Scan the data below and pick out the lines containing the word "HEMA".

## begin Provided records

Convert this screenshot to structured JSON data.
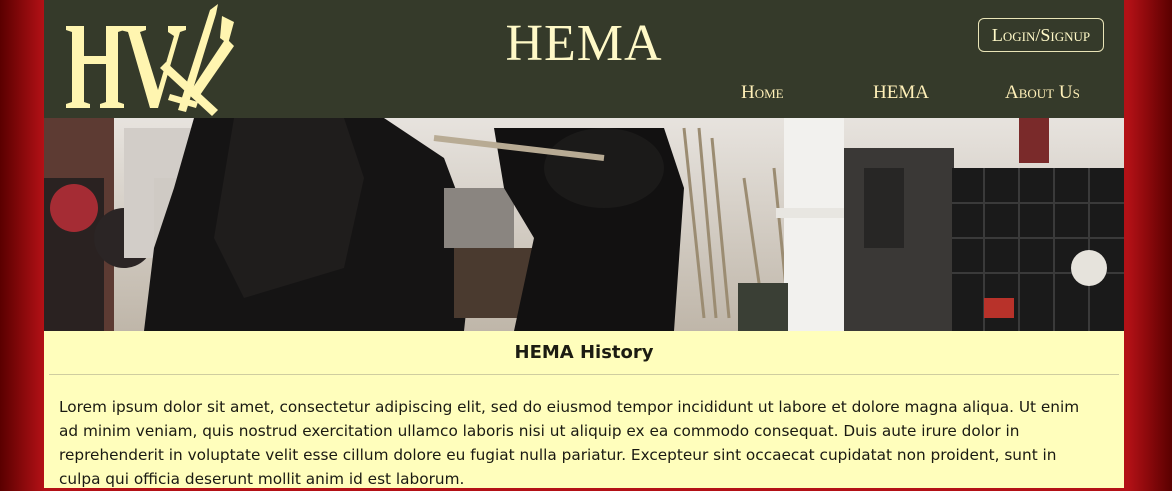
{
  "header": {
    "logo_alt": "HV logo with crossed swords",
    "title": "HEMA",
    "login_label": "Login/Signup"
  },
  "nav": {
    "items": [
      {
        "label": "Home"
      },
      {
        "label": "HEMA"
      },
      {
        "label": "About Us"
      }
    ]
  },
  "banner": {
    "description_icon": "fencing-photo"
  },
  "content": {
    "title": "HEMA History",
    "body": "Lorem ipsum dolor sit amet, consectetur adipiscing elit, sed do eiusmod tempor incididunt ut labore et dolore magna aliqua. Ut enim ad minim veniam, quis nostrud exercitation ullamco laboris nisi ut aliquip ex ea commodo consequat. Duis aute irure dolor in reprehenderit in voluptate velit esse cillum dolore eu fugiat nulla pariatur. Excepteur sint occaecat cupidatat non proident, sunt in culpa qui officia deserunt mollit anim id est laborum."
  },
  "colors": {
    "header_bg": "#353a2a",
    "page_bg": "#fffebc",
    "side_bg": "#b31116",
    "accent_text": "#fff9c7"
  }
}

## end Provided records

Answer in full -
    "title": "HEMA",
        "label": "HEMA"
    "title": "HEMA History",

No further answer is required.